----- Stored records -----

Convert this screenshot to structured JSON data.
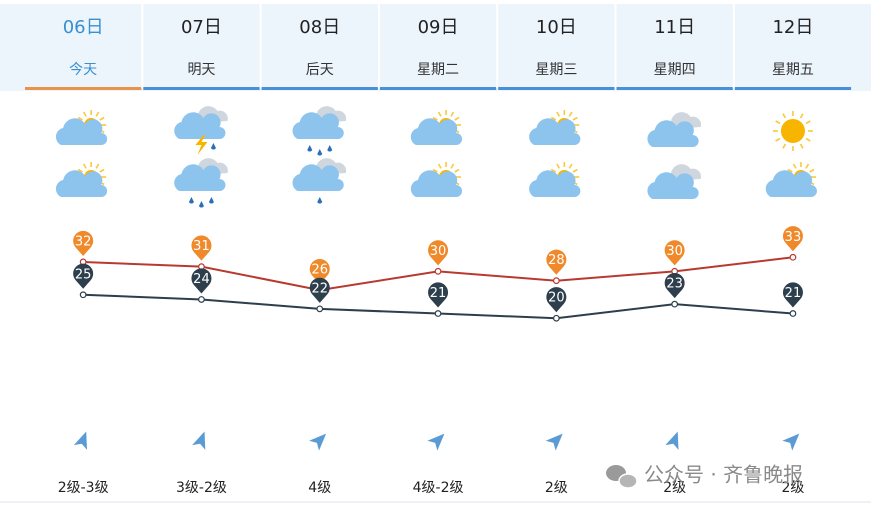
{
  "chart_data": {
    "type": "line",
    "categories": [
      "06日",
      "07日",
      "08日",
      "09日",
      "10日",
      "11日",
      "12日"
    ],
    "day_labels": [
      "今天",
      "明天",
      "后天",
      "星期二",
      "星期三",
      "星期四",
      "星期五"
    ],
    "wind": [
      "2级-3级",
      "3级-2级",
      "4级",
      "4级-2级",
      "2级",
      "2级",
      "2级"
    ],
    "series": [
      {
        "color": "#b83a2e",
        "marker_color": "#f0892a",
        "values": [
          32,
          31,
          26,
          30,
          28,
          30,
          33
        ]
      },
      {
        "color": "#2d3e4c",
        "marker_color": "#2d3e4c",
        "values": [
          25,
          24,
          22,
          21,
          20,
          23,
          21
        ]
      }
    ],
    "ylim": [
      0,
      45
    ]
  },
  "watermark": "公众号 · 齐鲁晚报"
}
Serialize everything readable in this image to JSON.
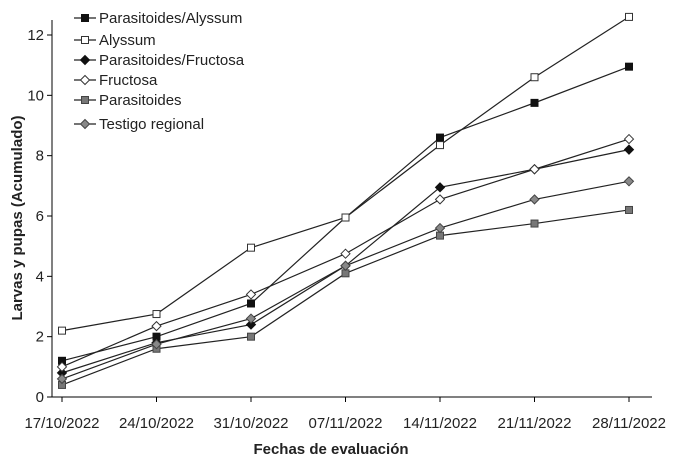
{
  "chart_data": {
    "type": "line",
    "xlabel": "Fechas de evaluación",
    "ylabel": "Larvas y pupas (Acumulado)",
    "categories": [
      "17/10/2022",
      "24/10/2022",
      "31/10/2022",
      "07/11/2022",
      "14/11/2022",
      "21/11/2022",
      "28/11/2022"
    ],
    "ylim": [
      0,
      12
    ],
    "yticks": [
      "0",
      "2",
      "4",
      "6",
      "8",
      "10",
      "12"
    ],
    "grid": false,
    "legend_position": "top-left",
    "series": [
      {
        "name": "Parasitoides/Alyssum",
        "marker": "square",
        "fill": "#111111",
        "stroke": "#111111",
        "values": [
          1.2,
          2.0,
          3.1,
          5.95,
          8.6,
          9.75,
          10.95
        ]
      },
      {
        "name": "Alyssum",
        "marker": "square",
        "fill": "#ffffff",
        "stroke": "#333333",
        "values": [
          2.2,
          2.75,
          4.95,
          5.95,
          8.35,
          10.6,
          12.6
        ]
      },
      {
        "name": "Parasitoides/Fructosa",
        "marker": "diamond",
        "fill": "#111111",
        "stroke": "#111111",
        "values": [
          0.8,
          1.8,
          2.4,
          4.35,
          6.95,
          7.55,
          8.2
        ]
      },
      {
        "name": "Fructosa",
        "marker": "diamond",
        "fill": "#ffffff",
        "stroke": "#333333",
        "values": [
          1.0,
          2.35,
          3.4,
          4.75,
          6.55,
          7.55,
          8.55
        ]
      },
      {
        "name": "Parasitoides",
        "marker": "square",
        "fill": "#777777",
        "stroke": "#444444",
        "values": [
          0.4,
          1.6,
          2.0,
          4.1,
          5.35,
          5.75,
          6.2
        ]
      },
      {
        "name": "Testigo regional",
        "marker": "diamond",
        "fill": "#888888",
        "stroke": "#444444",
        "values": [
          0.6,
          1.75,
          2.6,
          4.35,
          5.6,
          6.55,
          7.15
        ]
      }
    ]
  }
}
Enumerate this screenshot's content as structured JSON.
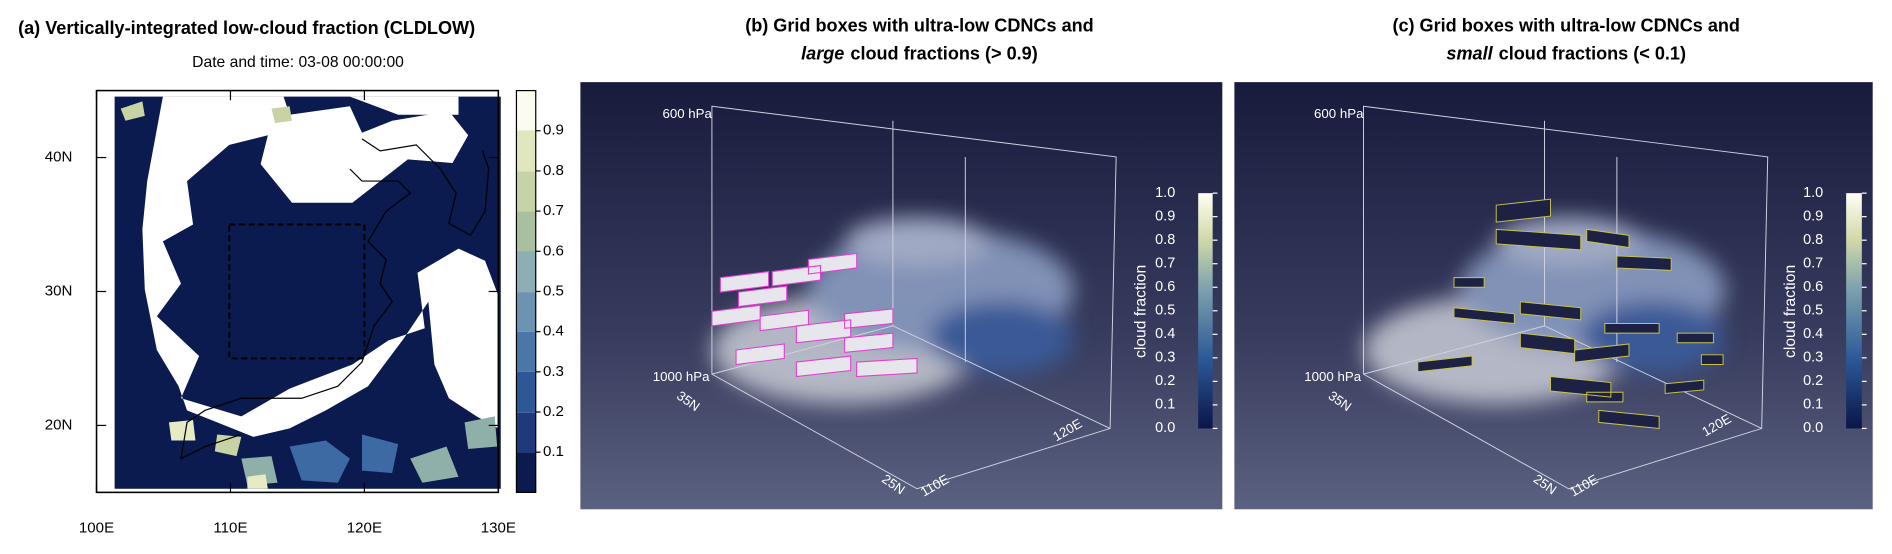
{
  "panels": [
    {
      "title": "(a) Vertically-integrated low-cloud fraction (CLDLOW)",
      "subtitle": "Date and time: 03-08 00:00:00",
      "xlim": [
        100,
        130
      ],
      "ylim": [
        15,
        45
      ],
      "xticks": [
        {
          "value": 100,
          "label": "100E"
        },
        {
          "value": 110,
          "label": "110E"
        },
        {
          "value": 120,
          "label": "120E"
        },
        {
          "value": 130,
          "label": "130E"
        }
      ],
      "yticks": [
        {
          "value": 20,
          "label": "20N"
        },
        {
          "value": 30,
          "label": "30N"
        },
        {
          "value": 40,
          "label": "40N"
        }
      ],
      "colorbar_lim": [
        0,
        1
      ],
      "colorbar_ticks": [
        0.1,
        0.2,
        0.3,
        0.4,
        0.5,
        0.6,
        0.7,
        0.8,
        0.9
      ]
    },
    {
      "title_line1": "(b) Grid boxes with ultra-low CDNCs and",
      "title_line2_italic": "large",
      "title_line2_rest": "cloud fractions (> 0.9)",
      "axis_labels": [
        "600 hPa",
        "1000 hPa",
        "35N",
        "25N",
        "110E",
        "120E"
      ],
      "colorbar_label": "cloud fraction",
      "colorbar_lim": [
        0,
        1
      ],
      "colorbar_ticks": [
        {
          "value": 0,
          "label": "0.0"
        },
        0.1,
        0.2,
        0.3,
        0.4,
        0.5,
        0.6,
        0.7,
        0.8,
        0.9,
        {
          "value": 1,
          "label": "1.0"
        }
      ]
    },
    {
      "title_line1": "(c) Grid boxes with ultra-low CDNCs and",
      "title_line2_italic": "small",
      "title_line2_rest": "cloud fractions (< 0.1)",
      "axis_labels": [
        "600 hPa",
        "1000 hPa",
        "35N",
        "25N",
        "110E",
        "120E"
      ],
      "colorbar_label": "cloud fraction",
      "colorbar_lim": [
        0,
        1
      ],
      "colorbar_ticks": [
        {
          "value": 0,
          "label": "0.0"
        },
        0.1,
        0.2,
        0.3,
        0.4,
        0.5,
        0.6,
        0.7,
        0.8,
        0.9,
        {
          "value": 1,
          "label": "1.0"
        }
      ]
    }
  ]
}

-----

## Objective
Pull out each line of the records holding the string "boxes".

## Task result
      "title_line1": "(b) Grid boxes with ultra-low CDNCs and",
      "title_line1": "(c) Grid boxes with ultra-low CDNCs and",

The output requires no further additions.